Exercise details -
Copy everything in the data below exactly except the pictures.

Excerpted records -
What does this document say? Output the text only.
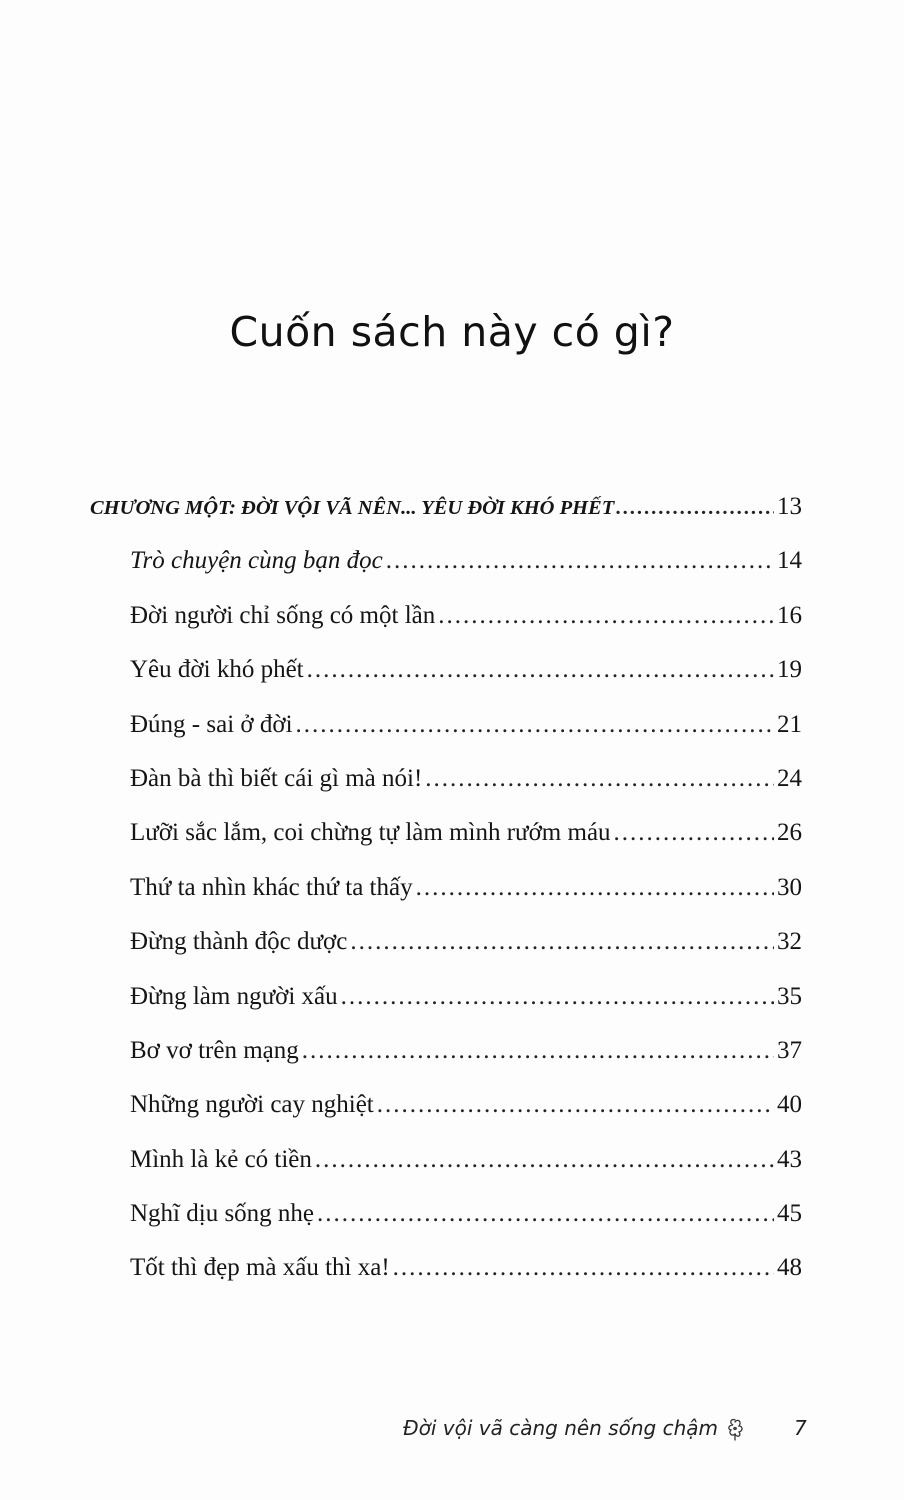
Cuốn sách này có gì?
CHƯƠNG MỘT: ĐỜI VỘI VÃ NÊN... YÊU ĐỜI KHÓ PHẾT .....	13
Trò chuyện cùng bạn đọc .....	14
Đời người chỉ sống có một lần .....	16
Yêu đời khó phết .....	19
Đúng - sai ở đời .....	21
Đàn bà thì biết cái gì mà nói! .....	24
Lưỡi sắc lắm, coi chừng tự làm mình rướm máu .....	26
Thứ ta nhìn khác thứ ta thấy .....	30
Đừng thành độc dược .....	32
Đừng làm người xấu .....	35
Bơ vơ trên mạng .....	37
Những người cay nghiệt .....	40
Mình là kẻ có tiền .....	43
Nghĩ dịu sống nhẹ .....	45
Tốt thì đẹp mà xấu thì xa! .....	48
Đời vội vã càng nên sống chậm	7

The response -
What does this document say? Output the text only.
Cuốn sách này có gì?
CHƯƠNG MỘT: ĐỜI VỘI VÃ NÊN... YÊU ĐỜI KHÓ PHẾT .....	13
Trò chuyện cùng bạn đọc .....	14
Đời người chỉ sống có một lần .....	16
Yêu đời khó phết .....	19
Đúng - sai ở đời .....	21
Đàn bà thì biết cái gì mà nói! .....	24
Lưỡi sắc lắm, coi chừng tự làm mình rướm máu .....	26
Thứ ta nhìn khác thứ ta thấy .....	30
Đừng thành độc dược .....	32
Đừng làm người xấu .....	35
Bơ vơ trên mạng .....	37
Những người cay nghiệt .....	40
Mình là kẻ có tiền .....	43
Nghĩ dịu sống nhẹ .....	45
Tốt thì đẹp mà xấu thì xa! .....	48
Đời vội vã càng nên sống chậm	7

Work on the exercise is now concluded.